_EXTRACT TO READ_.
----

The boys went to school as usual on their birthday. I packed lunch for them and prepared a day of surprises. They first had their lunch at the void deck near their school before I drove them to the Science Centre, which they were not aware of. A few days prior to their Birthday, I asked them where they wanted to go and what they wanted to eat on their Birthday; they could only tell me "MacDonalds". I told them that their Birthday Present will be their new room, which I have been busy preparing them for... They were just so sweet to accept it and did not complain that they wouldn't have a present.






I'd planned for them to visit the Mirror and Laser Maze, Omni Theatre at Science Centre. Imagine the whole theatre belongs to us and we can sit anywhere we like that day. They also had fun with all the exhibits, including the Probia, Cyclone and Earthquake experience, etc... I also allowed them $12 each to buy their own gift at the Science Centre shop. Thereafter, we had soda and milkshakes at the cafe while they opened their newly bought toys before the long journey back home for Dinner with Felin.

----

_MATERIAL SUPPLIED_.
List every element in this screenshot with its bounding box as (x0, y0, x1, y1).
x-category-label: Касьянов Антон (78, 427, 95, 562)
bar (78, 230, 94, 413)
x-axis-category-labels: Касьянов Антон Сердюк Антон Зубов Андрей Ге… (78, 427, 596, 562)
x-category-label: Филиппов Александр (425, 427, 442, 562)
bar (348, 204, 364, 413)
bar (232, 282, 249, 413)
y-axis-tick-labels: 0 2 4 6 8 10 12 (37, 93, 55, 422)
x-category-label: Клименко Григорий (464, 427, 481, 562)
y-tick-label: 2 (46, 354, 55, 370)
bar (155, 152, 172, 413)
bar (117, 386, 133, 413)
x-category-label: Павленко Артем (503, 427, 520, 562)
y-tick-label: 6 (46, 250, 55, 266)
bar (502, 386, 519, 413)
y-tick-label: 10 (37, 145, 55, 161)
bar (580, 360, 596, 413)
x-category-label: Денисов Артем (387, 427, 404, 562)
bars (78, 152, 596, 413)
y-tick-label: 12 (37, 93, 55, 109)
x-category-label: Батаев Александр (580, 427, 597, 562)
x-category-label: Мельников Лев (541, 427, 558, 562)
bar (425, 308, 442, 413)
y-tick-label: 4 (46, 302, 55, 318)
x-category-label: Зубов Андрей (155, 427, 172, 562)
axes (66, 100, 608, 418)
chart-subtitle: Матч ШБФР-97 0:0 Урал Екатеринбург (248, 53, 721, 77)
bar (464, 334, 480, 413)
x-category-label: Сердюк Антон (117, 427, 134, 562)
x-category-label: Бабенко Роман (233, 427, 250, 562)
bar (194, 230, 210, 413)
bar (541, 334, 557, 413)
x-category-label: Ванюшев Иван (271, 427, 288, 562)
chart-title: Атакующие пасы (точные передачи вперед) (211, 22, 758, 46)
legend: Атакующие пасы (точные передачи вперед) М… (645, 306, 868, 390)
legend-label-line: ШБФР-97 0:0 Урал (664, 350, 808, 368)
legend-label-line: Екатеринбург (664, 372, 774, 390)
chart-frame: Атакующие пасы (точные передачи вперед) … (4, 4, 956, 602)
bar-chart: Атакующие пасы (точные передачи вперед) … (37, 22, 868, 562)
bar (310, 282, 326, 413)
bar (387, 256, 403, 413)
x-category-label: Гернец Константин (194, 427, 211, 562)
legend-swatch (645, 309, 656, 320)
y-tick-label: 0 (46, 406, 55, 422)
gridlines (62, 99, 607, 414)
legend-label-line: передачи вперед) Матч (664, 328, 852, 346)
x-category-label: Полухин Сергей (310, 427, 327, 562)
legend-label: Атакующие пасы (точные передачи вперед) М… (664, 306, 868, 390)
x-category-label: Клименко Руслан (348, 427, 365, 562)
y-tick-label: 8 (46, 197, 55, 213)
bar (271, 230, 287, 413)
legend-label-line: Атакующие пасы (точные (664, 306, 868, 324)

----

_WORK REQUEST 1_.
Turn the paragraph of the birthday post that begins "I'd planned for them to visit" into a short bulleted list that keeps its main facts.
_WORK REQUEST 2_.
Extract the passage of the birthday post from "I'd planned for" up to and including "Dinner with Felin.".
Rely only on the birthday post, not the listing.

_RESPONSE BOX 1_.
- The plan at the Science Centre included the Mirror and Laser Maze and the Omni Theatre, where they had the whole theatre to themselves and could sit anywhere.
- They enjoyed all the exhibits, including the Probia, Cyclone and Earthquake experience.
- Each boy was given $12 to buy his own gift at the Science Centre shop.
- They had soda and milkshakes at the cafe while opening their new toys.
- Then came the long journey back home for dinner with Felin.

_RESPONSE BOX 2_.
I'd planned for them to visit the Mirror and Laser Maze, Omni Theatre at Science Centre. Imagine the whole theatre belongs to us and we can sit anywhere we like that day. They also had fun with all the exhibits, including the Probia, Cyclone and Earthquake experience, etc... I also allowed them $12 each to buy their own gift at the Science Centre shop. Thereafter, we had soda and milkshakes at the cafe while they opened their newly bought toys before the long journey back home for Dinner with Felin.